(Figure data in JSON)
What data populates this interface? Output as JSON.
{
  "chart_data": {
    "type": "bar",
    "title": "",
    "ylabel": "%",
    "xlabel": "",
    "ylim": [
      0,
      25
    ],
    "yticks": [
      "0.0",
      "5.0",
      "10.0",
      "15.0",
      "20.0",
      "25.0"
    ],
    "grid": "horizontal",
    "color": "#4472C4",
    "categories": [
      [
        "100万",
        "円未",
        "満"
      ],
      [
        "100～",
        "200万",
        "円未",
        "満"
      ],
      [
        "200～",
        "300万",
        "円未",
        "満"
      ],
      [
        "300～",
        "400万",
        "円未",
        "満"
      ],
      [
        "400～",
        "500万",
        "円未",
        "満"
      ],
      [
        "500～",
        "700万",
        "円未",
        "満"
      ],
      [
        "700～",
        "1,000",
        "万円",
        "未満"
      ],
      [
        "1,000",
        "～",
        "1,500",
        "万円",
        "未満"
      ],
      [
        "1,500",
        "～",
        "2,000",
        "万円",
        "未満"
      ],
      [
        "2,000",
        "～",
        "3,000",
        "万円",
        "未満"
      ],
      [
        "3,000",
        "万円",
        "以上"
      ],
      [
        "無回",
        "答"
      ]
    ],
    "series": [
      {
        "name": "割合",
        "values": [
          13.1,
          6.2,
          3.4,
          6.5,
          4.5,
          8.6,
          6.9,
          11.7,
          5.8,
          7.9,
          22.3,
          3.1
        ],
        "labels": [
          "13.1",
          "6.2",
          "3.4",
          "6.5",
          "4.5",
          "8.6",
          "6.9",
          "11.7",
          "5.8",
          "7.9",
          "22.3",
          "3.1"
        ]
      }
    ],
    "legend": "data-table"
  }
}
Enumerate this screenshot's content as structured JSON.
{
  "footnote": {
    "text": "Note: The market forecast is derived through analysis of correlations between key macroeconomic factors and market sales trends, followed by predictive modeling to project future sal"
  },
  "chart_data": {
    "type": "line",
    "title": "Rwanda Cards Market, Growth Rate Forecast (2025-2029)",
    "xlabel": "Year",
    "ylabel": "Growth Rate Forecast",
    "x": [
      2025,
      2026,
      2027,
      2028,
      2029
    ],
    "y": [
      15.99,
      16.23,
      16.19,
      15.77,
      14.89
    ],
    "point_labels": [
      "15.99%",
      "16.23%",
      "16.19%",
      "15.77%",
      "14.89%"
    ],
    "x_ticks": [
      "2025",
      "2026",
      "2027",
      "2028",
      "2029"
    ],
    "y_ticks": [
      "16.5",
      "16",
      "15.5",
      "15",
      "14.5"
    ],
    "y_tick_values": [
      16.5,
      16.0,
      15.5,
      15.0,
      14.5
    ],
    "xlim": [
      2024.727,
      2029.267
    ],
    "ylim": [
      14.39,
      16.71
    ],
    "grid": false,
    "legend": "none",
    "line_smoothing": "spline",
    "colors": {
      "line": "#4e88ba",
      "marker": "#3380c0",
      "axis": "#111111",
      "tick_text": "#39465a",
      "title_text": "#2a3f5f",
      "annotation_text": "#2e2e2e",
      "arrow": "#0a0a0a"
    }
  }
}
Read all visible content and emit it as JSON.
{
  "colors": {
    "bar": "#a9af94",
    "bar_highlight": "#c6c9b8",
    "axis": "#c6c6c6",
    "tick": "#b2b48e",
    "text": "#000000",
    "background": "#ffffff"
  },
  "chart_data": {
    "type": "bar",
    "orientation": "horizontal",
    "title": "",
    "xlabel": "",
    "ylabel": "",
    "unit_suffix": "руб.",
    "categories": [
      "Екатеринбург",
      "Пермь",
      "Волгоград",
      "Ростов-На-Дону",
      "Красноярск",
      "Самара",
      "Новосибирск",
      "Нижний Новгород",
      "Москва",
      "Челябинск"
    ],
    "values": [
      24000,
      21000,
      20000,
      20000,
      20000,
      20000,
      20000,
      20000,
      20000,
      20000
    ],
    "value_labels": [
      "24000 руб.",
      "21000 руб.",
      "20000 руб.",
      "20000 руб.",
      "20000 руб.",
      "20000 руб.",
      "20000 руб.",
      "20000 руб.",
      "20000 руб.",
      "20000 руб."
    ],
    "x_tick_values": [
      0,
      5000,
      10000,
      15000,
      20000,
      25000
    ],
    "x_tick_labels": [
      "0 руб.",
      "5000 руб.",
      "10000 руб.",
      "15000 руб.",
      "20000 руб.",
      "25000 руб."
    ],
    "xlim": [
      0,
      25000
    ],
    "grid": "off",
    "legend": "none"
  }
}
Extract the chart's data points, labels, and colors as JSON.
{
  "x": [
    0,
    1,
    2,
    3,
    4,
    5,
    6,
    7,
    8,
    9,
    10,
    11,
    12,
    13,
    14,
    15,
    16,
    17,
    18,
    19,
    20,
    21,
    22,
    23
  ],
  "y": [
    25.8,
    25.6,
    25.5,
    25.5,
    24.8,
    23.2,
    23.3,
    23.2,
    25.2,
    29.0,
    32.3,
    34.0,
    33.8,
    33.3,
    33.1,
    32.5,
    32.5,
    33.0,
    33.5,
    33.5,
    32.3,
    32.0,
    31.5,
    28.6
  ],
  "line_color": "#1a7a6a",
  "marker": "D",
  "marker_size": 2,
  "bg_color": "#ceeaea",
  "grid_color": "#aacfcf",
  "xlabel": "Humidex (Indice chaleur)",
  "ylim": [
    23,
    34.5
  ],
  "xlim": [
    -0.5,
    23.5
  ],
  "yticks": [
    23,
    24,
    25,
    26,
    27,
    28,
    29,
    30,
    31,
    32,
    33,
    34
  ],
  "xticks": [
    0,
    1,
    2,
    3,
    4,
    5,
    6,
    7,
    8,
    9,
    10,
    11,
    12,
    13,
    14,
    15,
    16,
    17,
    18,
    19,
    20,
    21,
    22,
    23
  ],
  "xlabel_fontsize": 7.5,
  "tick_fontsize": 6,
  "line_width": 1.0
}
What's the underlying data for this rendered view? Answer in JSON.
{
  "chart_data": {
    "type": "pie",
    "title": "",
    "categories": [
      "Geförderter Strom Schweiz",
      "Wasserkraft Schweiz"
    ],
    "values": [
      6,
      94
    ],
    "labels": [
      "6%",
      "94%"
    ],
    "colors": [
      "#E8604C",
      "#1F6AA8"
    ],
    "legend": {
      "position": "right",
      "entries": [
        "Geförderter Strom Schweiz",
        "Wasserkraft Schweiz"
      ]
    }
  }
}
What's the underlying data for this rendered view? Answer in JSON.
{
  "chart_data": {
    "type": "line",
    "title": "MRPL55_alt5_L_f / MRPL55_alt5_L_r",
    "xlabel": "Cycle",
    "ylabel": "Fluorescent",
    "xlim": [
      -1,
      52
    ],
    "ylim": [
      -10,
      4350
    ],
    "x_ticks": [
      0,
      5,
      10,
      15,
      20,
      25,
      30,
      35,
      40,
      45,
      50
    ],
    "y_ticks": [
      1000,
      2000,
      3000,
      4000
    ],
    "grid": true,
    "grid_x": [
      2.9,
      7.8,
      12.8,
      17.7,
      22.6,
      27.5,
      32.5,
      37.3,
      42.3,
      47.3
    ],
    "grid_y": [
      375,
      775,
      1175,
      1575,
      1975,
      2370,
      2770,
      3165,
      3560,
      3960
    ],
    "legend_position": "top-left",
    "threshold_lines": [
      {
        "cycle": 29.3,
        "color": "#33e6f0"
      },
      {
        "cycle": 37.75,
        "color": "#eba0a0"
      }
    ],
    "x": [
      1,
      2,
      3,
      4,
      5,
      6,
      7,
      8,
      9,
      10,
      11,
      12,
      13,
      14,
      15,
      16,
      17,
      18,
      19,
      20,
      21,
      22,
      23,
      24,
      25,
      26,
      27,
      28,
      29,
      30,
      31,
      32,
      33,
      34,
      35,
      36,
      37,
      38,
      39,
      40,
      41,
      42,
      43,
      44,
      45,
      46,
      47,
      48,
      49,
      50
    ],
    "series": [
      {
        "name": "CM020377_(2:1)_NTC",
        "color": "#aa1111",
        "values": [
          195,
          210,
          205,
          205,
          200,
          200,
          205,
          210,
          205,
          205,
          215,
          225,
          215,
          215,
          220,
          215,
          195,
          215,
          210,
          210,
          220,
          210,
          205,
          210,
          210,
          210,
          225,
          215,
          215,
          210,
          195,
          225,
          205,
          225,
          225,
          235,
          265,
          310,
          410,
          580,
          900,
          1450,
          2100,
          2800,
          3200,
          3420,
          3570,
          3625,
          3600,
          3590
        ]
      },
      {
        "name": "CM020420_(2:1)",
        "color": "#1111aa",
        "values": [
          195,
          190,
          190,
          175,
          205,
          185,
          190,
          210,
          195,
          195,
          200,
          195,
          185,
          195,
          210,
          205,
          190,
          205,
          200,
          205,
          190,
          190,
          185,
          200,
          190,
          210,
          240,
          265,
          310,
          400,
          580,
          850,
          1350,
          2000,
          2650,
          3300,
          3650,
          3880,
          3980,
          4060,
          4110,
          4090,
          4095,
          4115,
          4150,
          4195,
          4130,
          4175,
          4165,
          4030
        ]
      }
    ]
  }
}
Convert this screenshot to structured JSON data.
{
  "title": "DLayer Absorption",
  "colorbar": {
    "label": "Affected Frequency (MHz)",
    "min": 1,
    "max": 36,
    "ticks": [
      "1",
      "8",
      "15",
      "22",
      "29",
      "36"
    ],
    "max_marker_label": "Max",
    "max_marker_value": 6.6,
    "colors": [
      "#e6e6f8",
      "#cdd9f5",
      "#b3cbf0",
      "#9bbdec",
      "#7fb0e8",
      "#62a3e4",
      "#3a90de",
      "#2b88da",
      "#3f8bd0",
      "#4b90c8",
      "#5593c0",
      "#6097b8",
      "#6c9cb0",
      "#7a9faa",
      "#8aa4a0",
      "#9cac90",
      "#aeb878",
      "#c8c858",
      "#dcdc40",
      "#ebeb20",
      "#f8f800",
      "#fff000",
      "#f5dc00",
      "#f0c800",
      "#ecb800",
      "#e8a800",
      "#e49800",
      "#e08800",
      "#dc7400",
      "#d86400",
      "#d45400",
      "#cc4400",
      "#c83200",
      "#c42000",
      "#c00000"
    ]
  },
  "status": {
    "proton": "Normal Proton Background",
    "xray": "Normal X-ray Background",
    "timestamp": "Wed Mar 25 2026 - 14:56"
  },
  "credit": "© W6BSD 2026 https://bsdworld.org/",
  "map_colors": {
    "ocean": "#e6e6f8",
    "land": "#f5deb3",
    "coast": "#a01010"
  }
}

— Directive —
Select and copy every line of the listing with the word "Geförderter".

— Answer —
      "Geförderter Strom Schweiz",
        "Geförderter Strom Schweiz",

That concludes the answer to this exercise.